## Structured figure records

***

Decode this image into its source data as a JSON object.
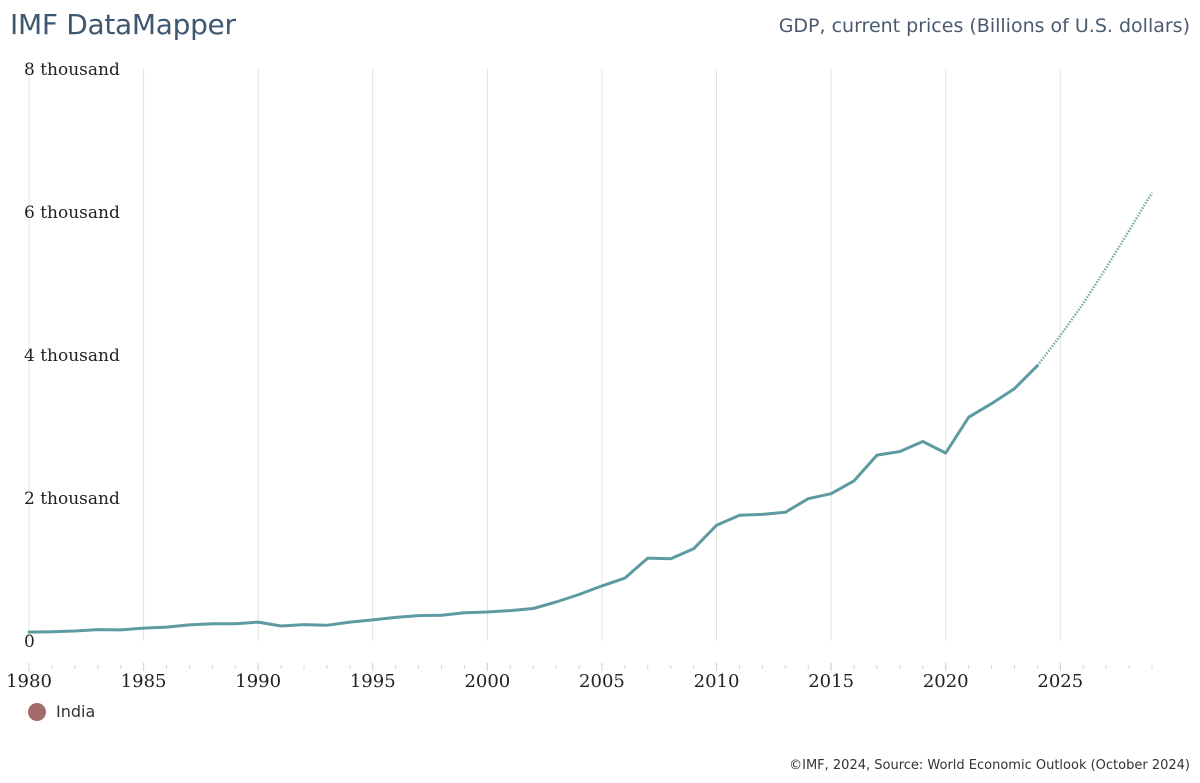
{
  "header": {
    "brand": "IMF DataMapper",
    "indicator_title": "GDP, current prices (Billions of U.S. dollars)"
  },
  "legend": {
    "items": [
      {
        "label": "India",
        "color": "#a46b6b"
      }
    ]
  },
  "footer": {
    "source": "©IMF, 2024, Source: World Economic Outlook (October 2024)"
  },
  "chart_data": {
    "type": "line",
    "title": "GDP, current prices (Billions of U.S. dollars)",
    "xlabel": "",
    "ylabel": "",
    "xlim": [
      1980,
      2029
    ],
    "ylim": [
      0,
      8000
    ],
    "grid": "vertical",
    "legend_position": "bottom-left",
    "yticks": [
      {
        "value": 0,
        "label": "0"
      },
      {
        "value": 2000,
        "label": "2 thousand"
      },
      {
        "value": 4000,
        "label": "4 thousand"
      },
      {
        "value": 6000,
        "label": "6 thousand"
      },
      {
        "value": 8000,
        "label": "8 thousand"
      }
    ],
    "xticks": [
      {
        "value": 1980,
        "label": "1980"
      },
      {
        "value": 1985,
        "label": "1985"
      },
      {
        "value": 1990,
        "label": "1990"
      },
      {
        "value": 1995,
        "label": "1995"
      },
      {
        "value": 2000,
        "label": "2000"
      },
      {
        "value": 2005,
        "label": "2005"
      },
      {
        "value": 2010,
        "label": "2010"
      },
      {
        "value": 2015,
        "label": "2015"
      },
      {
        "value": 2020,
        "label": "2020"
      },
      {
        "value": 2025,
        "label": "2025"
      }
    ],
    "series": [
      {
        "name": "India",
        "color": "#5e9ba0",
        "projection_start": 2024,
        "x": [
          1980,
          1981,
          1982,
          1983,
          1984,
          1985,
          1986,
          1987,
          1988,
          1989,
          1990,
          1991,
          1992,
          1993,
          1994,
          1995,
          1996,
          1997,
          1998,
          1999,
          2000,
          2001,
          2002,
          2003,
          2004,
          2005,
          2006,
          2007,
          2008,
          2009,
          2010,
          2011,
          2012,
          2013,
          2014,
          2015,
          2016,
          2017,
          2018,
          2019,
          2020,
          2021,
          2022,
          2023,
          2024,
          2025,
          2026,
          2027,
          2028,
          2029
        ],
        "values": [
          125,
          130,
          140,
          160,
          155,
          180,
          195,
          225,
          240,
          240,
          265,
          210,
          230,
          220,
          265,
          295,
          330,
          355,
          360,
          395,
          405,
          425,
          455,
          545,
          650,
          770,
          880,
          1160,
          1150,
          1290,
          1620,
          1760,
          1770,
          1800,
          1990,
          2060,
          2240,
          2600,
          2650,
          2790,
          2630,
          3130,
          3320,
          3530,
          3850,
          4270,
          4720,
          5220,
          5740,
          6270
        ]
      }
    ]
  }
}
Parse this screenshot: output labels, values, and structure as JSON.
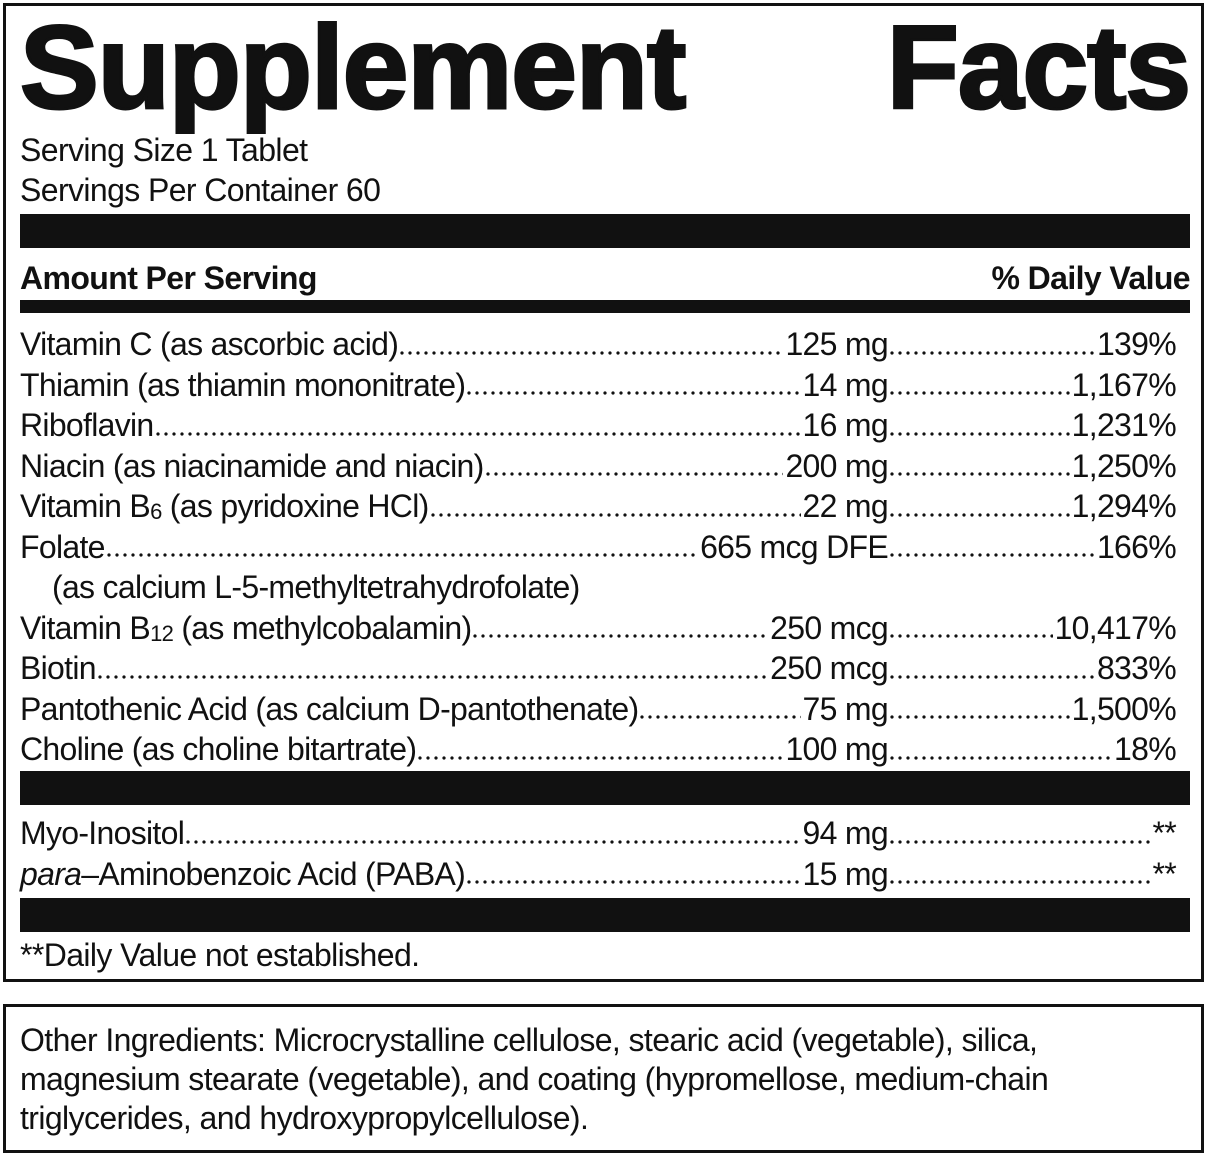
{
  "title": {
    "word1": "Supplement",
    "word2": "Facts"
  },
  "serving_size": "Serving Size 1 Tablet",
  "servings_per_container": "Servings Per Container 60",
  "header": {
    "amount": "Amount Per Serving",
    "dv": "% Daily Value"
  },
  "nutrients": [
    {
      "name": "Vitamin C (as ascorbic acid)",
      "sub": "",
      "rest": "",
      "amount": " 125 mg",
      "dv": "139%"
    },
    {
      "name": "Thiamin (as thiamin mononitrate) ",
      "sub": "",
      "rest": "",
      "amount": " 14 mg",
      "dv": "1,167%"
    },
    {
      "name": "Riboflavin",
      "sub": "",
      "rest": "",
      "amount": " 16 mg",
      "dv": "1,231%"
    },
    {
      "name": "Niacin (as niacinamide and niacin)",
      "sub": "",
      "rest": "",
      "amount": " 200 mg",
      "dv": "1,250%"
    },
    {
      "name": "Vitamin B",
      "sub": "6",
      "rest": " (as pyridoxine HCl)",
      "amount": " 22 mg",
      "dv": "1,294%"
    },
    {
      "name": "Folate ",
      "sub": "",
      "rest": "",
      "amount": " 665 mcg DFE",
      "dv": "166%"
    },
    {
      "name": "Vitamin B",
      "sub": "12",
      "rest": " (as methylcobalamin)",
      "amount": "250 mcg",
      "dv": "10,417%"
    },
    {
      "name": "Biotin",
      "sub": "",
      "rest": "",
      "amount": "250 mcg",
      "dv": "833%"
    },
    {
      "name": "Pantothenic Acid (as calcium D-pantothenate)",
      "sub": "",
      "rest": "",
      "amount": " 75 mg",
      "dv": "1,500%"
    },
    {
      "name": "Choline (as choline bitartrate) ",
      "sub": "",
      "rest": "",
      "amount": " 100 mg",
      "dv": "18%"
    }
  ],
  "folate_source": "(as calcium L-5-methyltetrahydrofolate)",
  "other_nutrients": [
    {
      "italic": "",
      "name": "Myo-Inositol",
      "amount": " 94 mg",
      "dv": "**"
    },
    {
      "italic": "para",
      "name": "–Aminobenzoic Acid (PABA) ",
      "amount": " 15 mg",
      "dv": "**"
    }
  ],
  "footnote": "**Daily Value not established.",
  "other_ingredients": "Other Ingredients: Microcrystalline cellulose, stearic acid (vegetable), silica, magnesium stearate (vegetable), and coating (hypromellose, medium-chain triglycerides, and hydroxypropylcellulose)."
}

***

## TASK DETAILS
Your task is to report how many lines of the material include the string "Billions". Give the number and no other words.

## THE RESPONSE
2